§ Exercise description: Find how many lines contain the word "repeated" and state that number alone.

(Data items)
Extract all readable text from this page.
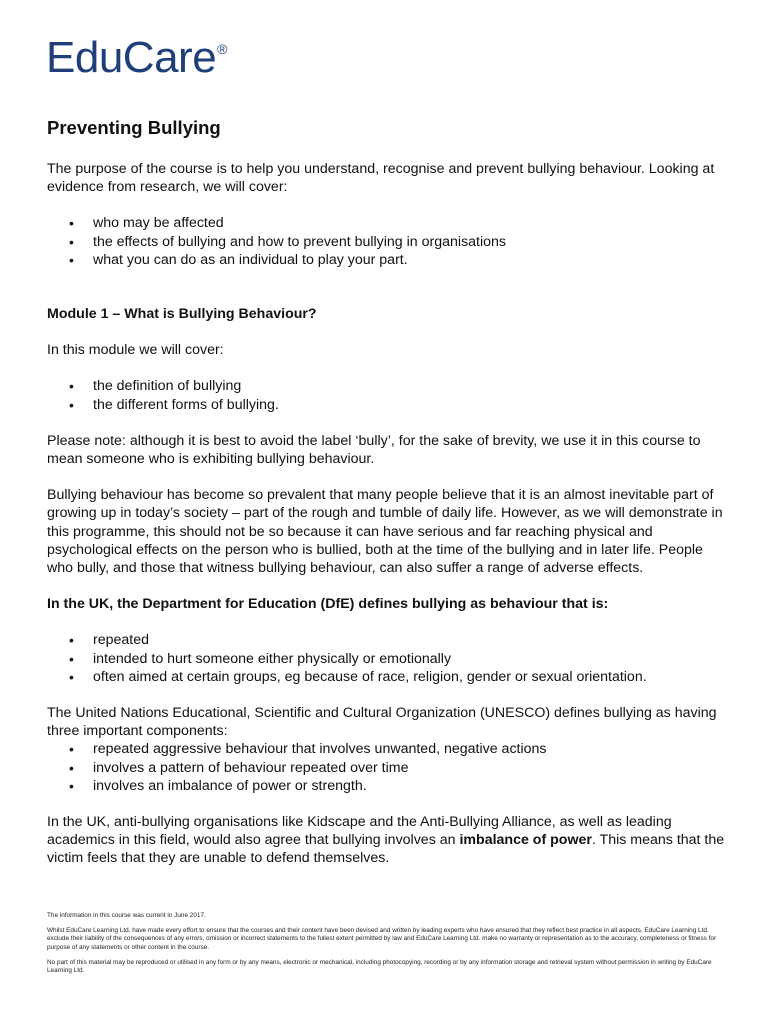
EduCare®
Preventing Bullying

The purpose of the course is to help you understand, recognise and prevent bullying behaviour. Looking at evidence from research, we will cover:

• who may be affected
• the effects of bullying and how to prevent bullying in organisations
• what you can do as an individual to play your part.
Module 1 – What is Bullying Behaviour?

In this module we will cover:

• the definition of bullying
• the different forms of bullying.

Please note: although it is best to avoid the label ‘bully’, for the sake of brevity, we use it in this course to mean someone who is exhibiting bullying behaviour.

Bullying behaviour has become so prevalent that many people believe that it is an almost inevitable part of growing up in today’s society – part of the rough and tumble of daily life. However, as we will demonstrate in this programme, this should not be so because it can have serious and far reaching physical and psychological effects on the person who is bullied, both at the time of the bullying and in later life. People who bully, and those that witness bullying behaviour, can also suffer a range of adverse effects.

In the UK, the Department for Education (DfE) defines bullying as behaviour that is:

• repeated
• intended to hurt someone either physically or emotionally
• often aimed at certain groups, eg because of race, religion, gender or sexual orientation.

The United Nations Educational, Scientific and Cultural Organization (UNESCO) defines bullying as having three important components:

• repeated aggressive behaviour that involves unwanted, negative actions
• involves a pattern of behaviour repeated over time
• involves an imbalance of power or strength.

In the UK, anti-bullying organisations like Kidscape and the Anti-Bullying Alliance, as well as leading academics in this field, would also agree that bullying involves an imbalance of power. This means that the victim feels that they are unable to defend themselves.

The information in this course was current in June 2017.

Whilst EduCare Learning Ltd. have made every effort to ensure that the courses and their content have been devised and written by leading experts who have ensured that they reflect best practice in all aspects, EduCare Learning Ltd. exclude their liability of the consequences of any errors, omission or incorrect statements to the fullest extent permitted by law and EduCare Learning Ltd. make no warranty or representation as to the accuracy, completeness or fitness for purpose of any statements or other content in the course.

No part of this material may be reproduced or utilised in any form or by any means, electronic or mechanical, including photocopying, recording or by any information storage and retrieval system without permission in writing by EduCare Learning Ltd.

§ Output of the exercise: 3